### DIRECTIONS FOR THIS TASK
Skip every picture and transcribe the remaining material exactly.

### DATA ROWS

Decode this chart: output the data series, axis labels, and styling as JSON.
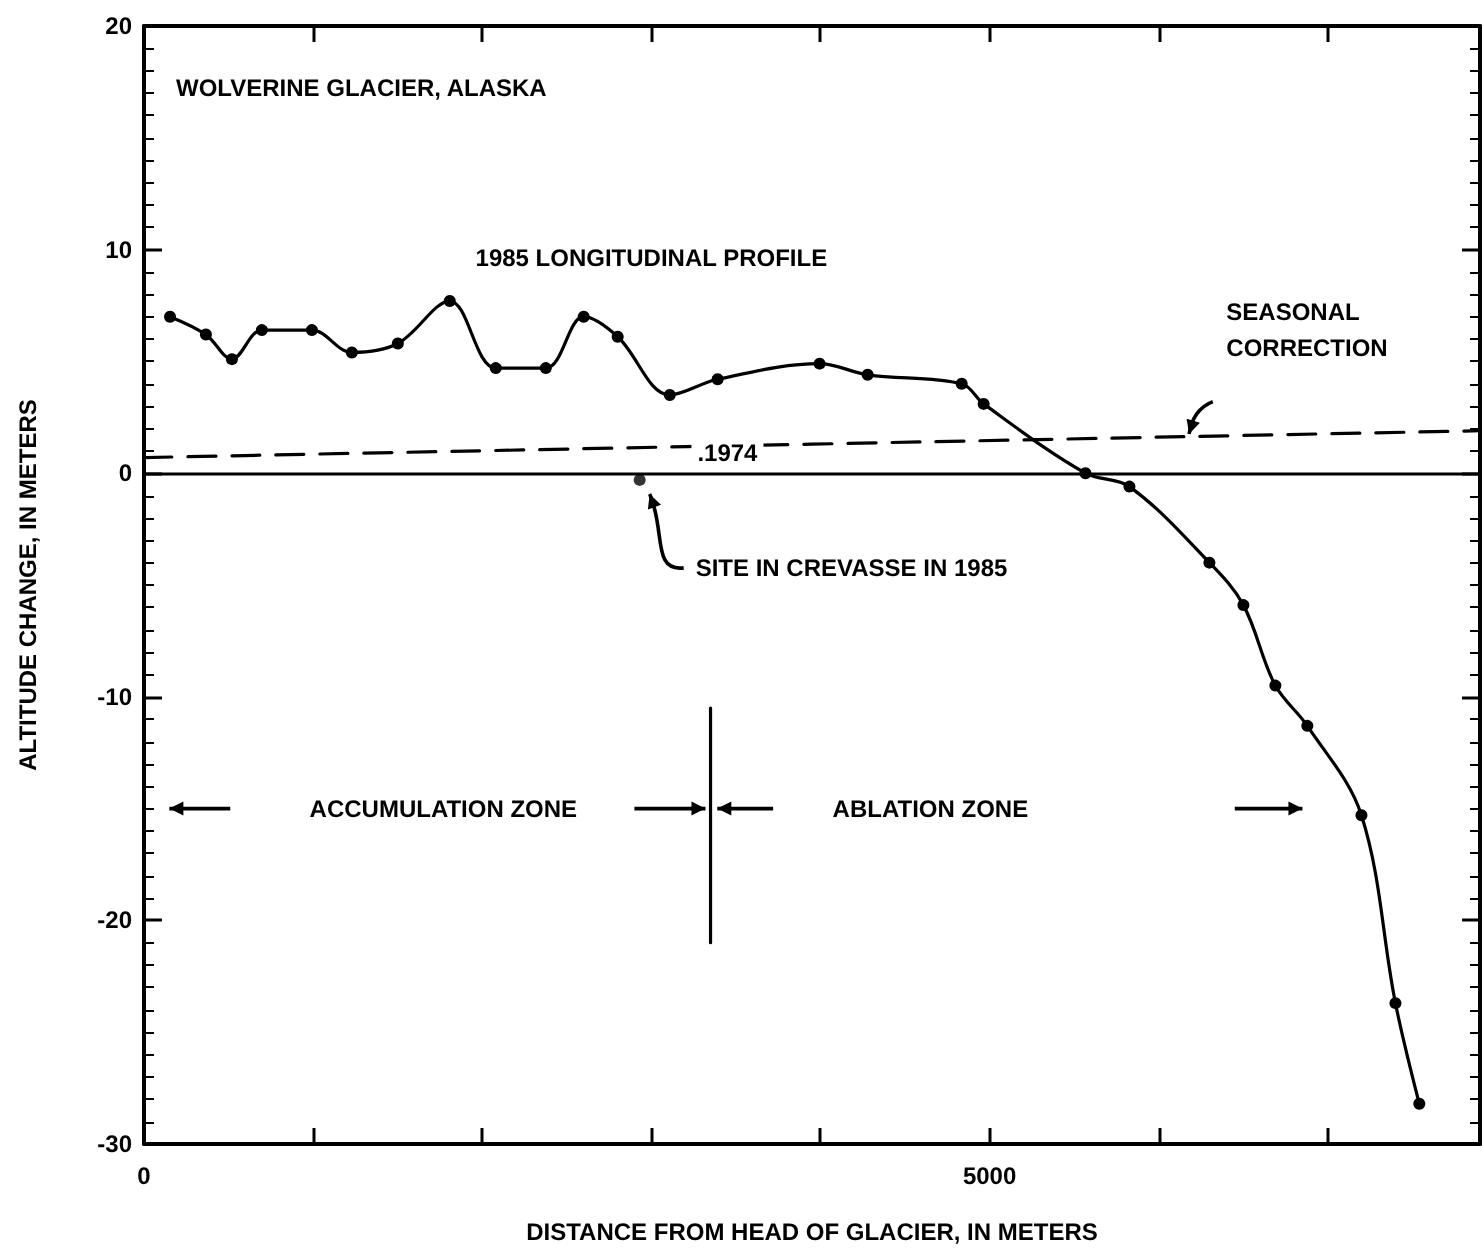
{
  "chart_data": {
    "type": "line",
    "title": "WOLVERINE GLACIER, ALASKA",
    "xlabel": "DISTANCE FROM HEAD OF GLACIER, IN METERS",
    "ylabel": "ALTITUDE CHANGE, IN METERS",
    "xlim": [
      0,
      7900
    ],
    "ylim": [
      -30,
      20
    ],
    "xticks": [
      0,
      {
        "value": 1000,
        "label": null
      },
      {
        "value": 2000,
        "label": null
      },
      {
        "value": 3000,
        "label": null
      },
      {
        "value": 4000,
        "label": null
      },
      5000,
      {
        "value": 6000,
        "label": null
      },
      {
        "value": 7000,
        "label": null
      }
    ],
    "yticks": [
      -30,
      -20,
      -10,
      0,
      10,
      20
    ],
    "grid": false,
    "legend": false,
    "series": [
      {
        "name": "1985 LONGITUDINAL PROFILE",
        "color": "#000000",
        "marker": "circle",
        "line_style": "solid",
        "x": [
          154,
          366,
          520,
          697,
          993,
          1229,
          1501,
          1808,
          2080,
          2376,
          2600,
          2801,
          3109,
          3392,
          3995,
          4279,
          4835,
          4965,
          5567,
          5827,
          6300,
          6501,
          6690,
          6879,
          7199,
          7400,
          7541
        ],
        "values": [
          7.0,
          6.2,
          5.1,
          6.4,
          6.4,
          5.4,
          5.8,
          7.7,
          4.7,
          4.7,
          7.0,
          6.1,
          3.5,
          4.2,
          4.9,
          4.4,
          4.0,
          3.1,
          0.0,
          -0.6,
          -4.0,
          -5.9,
          -9.5,
          -11.3,
          -15.3,
          -23.7,
          -28.2
        ]
      },
      {
        "name": "SEASONAL CORRECTION",
        "color": "#000000",
        "marker": "none",
        "line_style": "dashed",
        "x": [
          0,
          7900
        ],
        "values": [
          0.7,
          1.9
        ]
      },
      {
        "type": "scatter",
        "color": "#000000",
        "marker": "circle",
        "x": [
          2931
        ],
        "values": [
          -0.3
        ]
      },
      {
        "color": "#000000",
        "marker": "none",
        "line_style": "solid",
        "x": [
          3350,
          3350
        ],
        "values": [
          -10.5,
          -21
        ]
      }
    ],
    "ref_lines": [
      {
        "axis": "y",
        "value": 0,
        "color": "#000000",
        "line_style": "solid"
      }
    ],
    "annotations": [
      {
        "text": "SITE IN CREVASSE IN 1985",
        "x": 2931,
        "y": -0.3
      },
      "ACCUMULATION ZONE",
      "ABLATION ZONE",
      ".1974"
    ]
  }
}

### RESPONSE TO THE TASK
Decode this chart: output the data series, axis labels, and styling as JSON.
{
  "chart_data": {
    "type": "line",
    "title": "WOLVERINE GLACIER, ALASKA",
    "xlabel": "DISTANCE FROM HEAD OF GLACIER, IN METERS",
    "ylabel": "ALTITUDE CHANGE, IN METERS",
    "xlim": [
      0,
      7900
    ],
    "ylim": [
      -30,
      20
    ],
    "xticks": [
      0,
      {
        "value": 1000,
        "label": null
      },
      {
        "value": 2000,
        "label": null
      },
      {
        "value": 3000,
        "label": null
      },
      {
        "value": 4000,
        "label": null
      },
      5000,
      {
        "value": 6000,
        "label": null
      },
      {
        "value": 7000,
        "label": null
      }
    ],
    "yticks": [
      -30,
      -20,
      -10,
      0,
      10,
      20
    ],
    "grid": false,
    "legend": false,
    "series": [
      {
        "name": "1985 LONGITUDINAL PROFILE",
        "color": "#000000",
        "marker": "circle",
        "line_style": "solid",
        "x": [
          154,
          366,
          520,
          697,
          993,
          1229,
          1501,
          1808,
          2080,
          2376,
          2600,
          2801,
          3109,
          3392,
          3995,
          4279,
          4835,
          4965,
          5567,
          5827,
          6300,
          6501,
          6690,
          6879,
          7199,
          7400,
          7541
        ],
        "values": [
          7.0,
          6.2,
          5.1,
          6.4,
          6.4,
          5.4,
          5.8,
          7.7,
          4.7,
          4.7,
          7.0,
          6.1,
          3.5,
          4.2,
          4.9,
          4.4,
          4.0,
          3.1,
          0.0,
          -0.6,
          -4.0,
          -5.9,
          -9.5,
          -11.3,
          -15.3,
          -23.7,
          -28.2
        ]
      },
      {
        "name": "SEASONAL CORRECTION",
        "color": "#000000",
        "marker": "none",
        "line_style": "dashed",
        "x": [
          0,
          7900
        ],
        "values": [
          0.7,
          1.9
        ]
      },
      {
        "type": "scatter",
        "color": "#000000",
        "marker": "circle",
        "x": [
          2931
        ],
        "values": [
          -0.3
        ]
      },
      {
        "color": "#000000",
        "marker": "none",
        "line_style": "solid",
        "x": [
          3350,
          3350
        ],
        "values": [
          -10.5,
          -21
        ]
      }
    ],
    "ref_lines": [
      {
        "axis": "y",
        "value": 0,
        "color": "#000000",
        "line_style": "solid"
      }
    ],
    "annotations": [
      {
        "text": "SITE IN CREVASSE IN 1985",
        "x": 2931,
        "y": -0.3
      },
      "ACCUMULATION ZONE",
      "ABLATION ZONE",
      ".1974"
    ]
  }
}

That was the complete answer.